▶ [Exercise goal]
All lines from the line containing "Give me the" up to and including the last line of the listing below should be echoed exactly; no other lines belong in the response.

Records excerpted from a collection:
--- start ---
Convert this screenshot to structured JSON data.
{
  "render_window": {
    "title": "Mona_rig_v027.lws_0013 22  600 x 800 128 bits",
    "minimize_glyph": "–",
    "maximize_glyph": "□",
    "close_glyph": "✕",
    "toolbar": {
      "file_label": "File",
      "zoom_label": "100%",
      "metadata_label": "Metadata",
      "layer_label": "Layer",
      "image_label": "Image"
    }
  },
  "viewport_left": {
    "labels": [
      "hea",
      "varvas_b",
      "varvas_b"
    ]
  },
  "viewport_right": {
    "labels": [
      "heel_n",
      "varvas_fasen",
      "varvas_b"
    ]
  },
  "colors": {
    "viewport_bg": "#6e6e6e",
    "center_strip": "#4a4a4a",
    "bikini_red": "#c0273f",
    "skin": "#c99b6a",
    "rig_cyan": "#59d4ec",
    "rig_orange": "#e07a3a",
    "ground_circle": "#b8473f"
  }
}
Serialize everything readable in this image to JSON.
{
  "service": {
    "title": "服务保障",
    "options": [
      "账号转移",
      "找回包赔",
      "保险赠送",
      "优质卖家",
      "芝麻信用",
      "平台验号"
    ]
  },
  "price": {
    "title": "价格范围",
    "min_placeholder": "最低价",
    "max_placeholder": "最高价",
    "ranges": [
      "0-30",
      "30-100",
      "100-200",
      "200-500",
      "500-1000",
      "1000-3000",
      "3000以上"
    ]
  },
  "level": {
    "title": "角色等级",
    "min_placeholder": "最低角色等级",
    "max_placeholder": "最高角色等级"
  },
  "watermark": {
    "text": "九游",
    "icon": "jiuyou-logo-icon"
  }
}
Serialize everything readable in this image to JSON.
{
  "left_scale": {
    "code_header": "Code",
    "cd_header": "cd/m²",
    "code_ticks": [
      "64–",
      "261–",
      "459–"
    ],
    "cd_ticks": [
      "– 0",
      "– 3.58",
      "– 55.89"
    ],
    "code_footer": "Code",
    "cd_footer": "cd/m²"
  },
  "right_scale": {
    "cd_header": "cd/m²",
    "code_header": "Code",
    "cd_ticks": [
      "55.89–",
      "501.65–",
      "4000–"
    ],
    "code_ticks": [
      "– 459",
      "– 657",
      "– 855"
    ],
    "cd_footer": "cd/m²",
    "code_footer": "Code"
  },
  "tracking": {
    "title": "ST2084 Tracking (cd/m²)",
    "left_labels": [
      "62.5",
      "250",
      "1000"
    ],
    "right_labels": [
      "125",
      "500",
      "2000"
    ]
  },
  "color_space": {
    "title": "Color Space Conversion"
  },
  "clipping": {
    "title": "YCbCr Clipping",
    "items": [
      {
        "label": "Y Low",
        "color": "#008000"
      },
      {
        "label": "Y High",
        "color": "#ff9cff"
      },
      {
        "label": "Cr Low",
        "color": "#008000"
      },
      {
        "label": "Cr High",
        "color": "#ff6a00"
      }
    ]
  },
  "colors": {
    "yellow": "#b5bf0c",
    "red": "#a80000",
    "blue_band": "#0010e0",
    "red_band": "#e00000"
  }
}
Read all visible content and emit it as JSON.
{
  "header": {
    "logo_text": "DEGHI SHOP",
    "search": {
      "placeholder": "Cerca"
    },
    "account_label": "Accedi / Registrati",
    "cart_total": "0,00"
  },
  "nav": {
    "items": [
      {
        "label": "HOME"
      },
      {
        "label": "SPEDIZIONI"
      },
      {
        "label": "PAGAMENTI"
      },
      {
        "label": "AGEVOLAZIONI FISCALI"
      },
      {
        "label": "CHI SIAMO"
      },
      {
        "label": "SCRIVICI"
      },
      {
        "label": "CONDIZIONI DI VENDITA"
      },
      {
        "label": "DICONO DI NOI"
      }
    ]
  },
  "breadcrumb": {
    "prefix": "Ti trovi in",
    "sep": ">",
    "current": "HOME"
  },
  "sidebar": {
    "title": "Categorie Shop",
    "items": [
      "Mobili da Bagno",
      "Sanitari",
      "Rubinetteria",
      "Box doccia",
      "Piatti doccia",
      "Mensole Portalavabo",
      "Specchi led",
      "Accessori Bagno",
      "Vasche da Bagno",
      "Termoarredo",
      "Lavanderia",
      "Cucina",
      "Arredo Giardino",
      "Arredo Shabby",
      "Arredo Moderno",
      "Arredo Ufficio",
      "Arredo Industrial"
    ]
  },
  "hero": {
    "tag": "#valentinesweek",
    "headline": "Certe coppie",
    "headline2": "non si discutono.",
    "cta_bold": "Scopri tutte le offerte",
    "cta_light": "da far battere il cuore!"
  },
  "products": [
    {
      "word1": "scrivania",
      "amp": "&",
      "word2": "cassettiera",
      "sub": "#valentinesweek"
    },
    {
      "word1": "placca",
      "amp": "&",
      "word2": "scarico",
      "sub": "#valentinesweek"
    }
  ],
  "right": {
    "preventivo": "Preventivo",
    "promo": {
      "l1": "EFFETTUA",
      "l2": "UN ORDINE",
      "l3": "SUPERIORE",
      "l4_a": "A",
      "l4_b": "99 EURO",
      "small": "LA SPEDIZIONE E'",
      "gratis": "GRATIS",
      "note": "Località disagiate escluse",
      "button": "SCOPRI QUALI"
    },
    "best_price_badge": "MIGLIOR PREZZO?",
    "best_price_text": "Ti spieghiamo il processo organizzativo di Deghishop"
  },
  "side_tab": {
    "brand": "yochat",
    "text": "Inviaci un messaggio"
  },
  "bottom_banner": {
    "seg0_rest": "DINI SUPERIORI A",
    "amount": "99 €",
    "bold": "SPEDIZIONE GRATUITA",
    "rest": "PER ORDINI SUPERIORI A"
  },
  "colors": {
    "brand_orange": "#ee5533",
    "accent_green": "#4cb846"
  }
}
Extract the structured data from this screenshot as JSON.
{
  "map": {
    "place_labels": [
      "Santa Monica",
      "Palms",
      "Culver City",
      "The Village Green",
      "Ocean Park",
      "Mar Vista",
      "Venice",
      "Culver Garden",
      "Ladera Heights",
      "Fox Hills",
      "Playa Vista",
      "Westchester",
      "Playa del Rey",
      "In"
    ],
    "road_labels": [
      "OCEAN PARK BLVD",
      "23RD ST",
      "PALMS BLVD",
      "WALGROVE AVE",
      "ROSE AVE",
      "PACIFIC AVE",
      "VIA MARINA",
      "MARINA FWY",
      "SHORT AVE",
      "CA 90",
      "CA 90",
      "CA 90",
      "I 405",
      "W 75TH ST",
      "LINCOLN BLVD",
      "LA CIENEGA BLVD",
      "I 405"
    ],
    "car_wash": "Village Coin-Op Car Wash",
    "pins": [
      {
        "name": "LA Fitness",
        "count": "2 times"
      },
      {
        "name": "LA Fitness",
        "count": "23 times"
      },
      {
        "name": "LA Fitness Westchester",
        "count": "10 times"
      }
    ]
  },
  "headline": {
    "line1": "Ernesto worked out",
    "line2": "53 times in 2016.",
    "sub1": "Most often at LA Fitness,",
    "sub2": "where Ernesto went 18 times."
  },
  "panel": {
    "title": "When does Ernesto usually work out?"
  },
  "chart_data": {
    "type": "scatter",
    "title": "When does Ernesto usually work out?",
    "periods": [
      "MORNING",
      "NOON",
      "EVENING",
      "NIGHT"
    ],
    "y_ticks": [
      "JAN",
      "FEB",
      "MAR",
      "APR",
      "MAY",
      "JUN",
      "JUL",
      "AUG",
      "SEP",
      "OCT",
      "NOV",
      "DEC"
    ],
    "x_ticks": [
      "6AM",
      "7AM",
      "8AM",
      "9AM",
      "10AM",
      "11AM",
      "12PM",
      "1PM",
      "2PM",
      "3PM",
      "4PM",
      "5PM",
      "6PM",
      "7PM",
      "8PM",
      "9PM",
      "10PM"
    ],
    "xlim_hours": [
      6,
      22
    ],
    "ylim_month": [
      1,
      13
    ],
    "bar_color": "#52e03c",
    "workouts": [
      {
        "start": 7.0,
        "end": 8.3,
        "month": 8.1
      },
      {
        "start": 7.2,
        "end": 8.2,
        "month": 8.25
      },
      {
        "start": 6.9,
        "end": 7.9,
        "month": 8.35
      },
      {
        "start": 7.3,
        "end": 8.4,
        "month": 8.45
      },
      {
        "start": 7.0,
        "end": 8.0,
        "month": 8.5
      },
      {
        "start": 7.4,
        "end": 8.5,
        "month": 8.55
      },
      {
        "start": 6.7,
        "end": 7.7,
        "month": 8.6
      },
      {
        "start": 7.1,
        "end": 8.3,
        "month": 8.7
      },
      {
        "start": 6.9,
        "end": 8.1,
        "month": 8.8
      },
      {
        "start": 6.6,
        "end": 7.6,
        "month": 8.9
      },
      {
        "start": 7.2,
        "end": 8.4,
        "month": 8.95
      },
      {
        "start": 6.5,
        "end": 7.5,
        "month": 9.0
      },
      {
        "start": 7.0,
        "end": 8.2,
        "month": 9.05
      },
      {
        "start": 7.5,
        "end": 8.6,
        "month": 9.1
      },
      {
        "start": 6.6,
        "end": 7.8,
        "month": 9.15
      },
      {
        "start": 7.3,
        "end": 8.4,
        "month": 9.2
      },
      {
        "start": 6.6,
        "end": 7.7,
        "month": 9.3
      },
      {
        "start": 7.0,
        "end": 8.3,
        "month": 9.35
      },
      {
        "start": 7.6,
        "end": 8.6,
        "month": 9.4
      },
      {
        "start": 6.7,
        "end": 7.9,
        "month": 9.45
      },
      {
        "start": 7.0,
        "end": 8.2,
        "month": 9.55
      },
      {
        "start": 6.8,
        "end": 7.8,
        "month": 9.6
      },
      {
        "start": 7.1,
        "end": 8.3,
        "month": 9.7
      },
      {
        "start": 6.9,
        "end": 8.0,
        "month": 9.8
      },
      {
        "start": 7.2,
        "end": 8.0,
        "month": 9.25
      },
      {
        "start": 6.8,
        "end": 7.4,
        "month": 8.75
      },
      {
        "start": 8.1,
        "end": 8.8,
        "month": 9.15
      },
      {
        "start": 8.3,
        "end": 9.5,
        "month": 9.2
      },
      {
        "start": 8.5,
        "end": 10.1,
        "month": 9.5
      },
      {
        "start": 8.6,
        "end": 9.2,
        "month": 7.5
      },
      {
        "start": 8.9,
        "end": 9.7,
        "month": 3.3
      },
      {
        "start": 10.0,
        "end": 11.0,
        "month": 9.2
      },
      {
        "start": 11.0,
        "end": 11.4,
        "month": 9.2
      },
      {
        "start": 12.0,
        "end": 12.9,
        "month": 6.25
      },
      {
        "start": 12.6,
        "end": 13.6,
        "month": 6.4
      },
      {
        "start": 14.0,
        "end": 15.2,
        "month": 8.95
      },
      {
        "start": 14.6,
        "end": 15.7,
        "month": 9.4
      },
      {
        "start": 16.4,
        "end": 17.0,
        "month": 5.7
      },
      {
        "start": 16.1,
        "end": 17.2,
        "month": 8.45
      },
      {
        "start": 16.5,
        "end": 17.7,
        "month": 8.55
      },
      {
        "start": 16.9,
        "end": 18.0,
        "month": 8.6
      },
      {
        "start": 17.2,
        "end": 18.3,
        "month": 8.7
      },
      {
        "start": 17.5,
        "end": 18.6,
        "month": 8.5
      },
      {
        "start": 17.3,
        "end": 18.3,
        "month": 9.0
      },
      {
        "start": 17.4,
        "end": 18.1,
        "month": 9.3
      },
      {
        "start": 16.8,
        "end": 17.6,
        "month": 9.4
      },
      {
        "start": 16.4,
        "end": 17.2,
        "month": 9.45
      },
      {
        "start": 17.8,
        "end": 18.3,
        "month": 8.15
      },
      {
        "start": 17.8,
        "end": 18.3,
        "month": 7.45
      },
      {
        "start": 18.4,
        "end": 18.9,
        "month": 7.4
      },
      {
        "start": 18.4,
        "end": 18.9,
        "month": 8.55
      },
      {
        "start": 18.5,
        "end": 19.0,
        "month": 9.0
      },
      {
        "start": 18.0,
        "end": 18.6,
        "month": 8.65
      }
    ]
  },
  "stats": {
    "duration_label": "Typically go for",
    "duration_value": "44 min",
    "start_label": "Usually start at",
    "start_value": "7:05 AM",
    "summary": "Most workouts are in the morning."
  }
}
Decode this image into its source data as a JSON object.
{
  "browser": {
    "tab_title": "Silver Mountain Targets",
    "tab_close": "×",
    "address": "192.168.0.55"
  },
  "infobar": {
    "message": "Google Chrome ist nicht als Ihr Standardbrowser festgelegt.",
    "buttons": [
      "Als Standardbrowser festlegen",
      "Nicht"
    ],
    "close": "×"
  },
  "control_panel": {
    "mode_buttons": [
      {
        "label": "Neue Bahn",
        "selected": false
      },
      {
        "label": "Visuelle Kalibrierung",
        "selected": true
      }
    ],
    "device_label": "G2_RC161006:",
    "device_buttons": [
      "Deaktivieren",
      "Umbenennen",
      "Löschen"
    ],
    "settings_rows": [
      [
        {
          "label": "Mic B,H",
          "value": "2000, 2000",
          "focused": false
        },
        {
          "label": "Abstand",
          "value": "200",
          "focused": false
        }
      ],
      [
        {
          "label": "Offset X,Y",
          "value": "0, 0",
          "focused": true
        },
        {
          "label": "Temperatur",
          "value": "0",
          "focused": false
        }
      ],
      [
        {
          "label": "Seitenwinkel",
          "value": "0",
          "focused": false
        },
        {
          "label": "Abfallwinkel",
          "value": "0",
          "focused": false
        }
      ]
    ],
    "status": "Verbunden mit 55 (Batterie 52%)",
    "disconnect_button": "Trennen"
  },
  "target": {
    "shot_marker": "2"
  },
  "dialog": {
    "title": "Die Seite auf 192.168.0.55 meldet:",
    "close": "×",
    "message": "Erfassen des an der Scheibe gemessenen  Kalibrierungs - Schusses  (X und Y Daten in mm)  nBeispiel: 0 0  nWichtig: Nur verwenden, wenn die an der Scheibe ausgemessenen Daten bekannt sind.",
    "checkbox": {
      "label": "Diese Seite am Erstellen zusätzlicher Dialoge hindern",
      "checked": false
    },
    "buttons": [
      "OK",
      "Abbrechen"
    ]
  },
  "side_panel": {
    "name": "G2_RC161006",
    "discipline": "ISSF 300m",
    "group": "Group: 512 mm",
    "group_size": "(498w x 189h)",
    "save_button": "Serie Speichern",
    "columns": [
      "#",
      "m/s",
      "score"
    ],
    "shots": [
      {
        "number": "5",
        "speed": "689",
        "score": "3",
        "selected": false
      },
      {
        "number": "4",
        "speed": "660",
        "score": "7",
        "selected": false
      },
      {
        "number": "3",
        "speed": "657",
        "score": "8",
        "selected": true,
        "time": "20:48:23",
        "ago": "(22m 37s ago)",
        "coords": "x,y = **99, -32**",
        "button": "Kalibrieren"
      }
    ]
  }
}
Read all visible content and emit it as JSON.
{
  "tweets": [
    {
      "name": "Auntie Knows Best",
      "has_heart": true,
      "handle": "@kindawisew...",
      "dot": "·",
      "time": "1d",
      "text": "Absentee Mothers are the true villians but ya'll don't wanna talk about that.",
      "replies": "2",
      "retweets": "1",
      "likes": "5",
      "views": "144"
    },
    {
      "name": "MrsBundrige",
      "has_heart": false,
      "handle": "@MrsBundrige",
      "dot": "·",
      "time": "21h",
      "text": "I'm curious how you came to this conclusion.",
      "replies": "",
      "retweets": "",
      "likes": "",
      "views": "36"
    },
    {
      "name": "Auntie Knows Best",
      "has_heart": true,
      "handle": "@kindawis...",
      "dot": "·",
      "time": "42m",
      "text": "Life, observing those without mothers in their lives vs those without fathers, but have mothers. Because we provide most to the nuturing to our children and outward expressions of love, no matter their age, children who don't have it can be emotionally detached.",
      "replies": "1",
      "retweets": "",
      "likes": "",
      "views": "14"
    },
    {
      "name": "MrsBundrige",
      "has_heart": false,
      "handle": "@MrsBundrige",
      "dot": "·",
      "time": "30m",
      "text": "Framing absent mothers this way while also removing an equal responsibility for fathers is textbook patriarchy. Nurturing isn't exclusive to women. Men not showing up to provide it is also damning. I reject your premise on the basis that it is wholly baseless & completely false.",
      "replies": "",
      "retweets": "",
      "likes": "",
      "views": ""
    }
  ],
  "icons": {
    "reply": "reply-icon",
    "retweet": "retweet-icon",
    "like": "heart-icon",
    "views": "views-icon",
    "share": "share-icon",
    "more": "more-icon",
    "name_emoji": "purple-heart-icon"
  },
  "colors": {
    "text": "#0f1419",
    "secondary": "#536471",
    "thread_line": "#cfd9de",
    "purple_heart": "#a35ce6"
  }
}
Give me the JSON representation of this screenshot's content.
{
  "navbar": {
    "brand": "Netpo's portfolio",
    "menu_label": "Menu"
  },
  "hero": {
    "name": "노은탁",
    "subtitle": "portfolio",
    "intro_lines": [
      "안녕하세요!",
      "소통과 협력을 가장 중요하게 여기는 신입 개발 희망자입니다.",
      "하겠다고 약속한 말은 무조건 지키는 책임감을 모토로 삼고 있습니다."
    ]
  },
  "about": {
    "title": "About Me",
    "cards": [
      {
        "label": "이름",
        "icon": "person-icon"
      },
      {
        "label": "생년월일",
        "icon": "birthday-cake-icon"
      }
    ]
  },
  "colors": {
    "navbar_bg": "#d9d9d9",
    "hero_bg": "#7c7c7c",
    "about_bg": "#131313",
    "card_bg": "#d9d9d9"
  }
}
--- end ---
▶ [Finished exercise]
Give me the JSON representation of this screenshot's content.
{
  "navbar": {
    "brand": "Netpo's portfolio",
    "menu_label": "Menu"
  },
  "hero": {
    "name": "노은탁",
    "subtitle": "portfolio",
    "intro_lines": [
      "안녕하세요!",
      "소통과 협력을 가장 중요하게 여기는 신입 개발 희망자입니다.",
      "하겠다고 약속한 말은 무조건 지키는 책임감을 모토로 삼고 있습니다."
    ]
  },
  "about": {
    "title": "About Me",
    "cards": [
      {
        "label": "이름",
        "icon": "person-icon"
      },
      {
        "label": "생년월일",
        "icon": "birthday-cake-icon"
      }
    ]
  },
  "colors": {
    "navbar_bg": "#d9d9d9",
    "hero_bg": "#7c7c7c",
    "about_bg": "#131313",
    "card_bg": "#d9d9d9"
  }
}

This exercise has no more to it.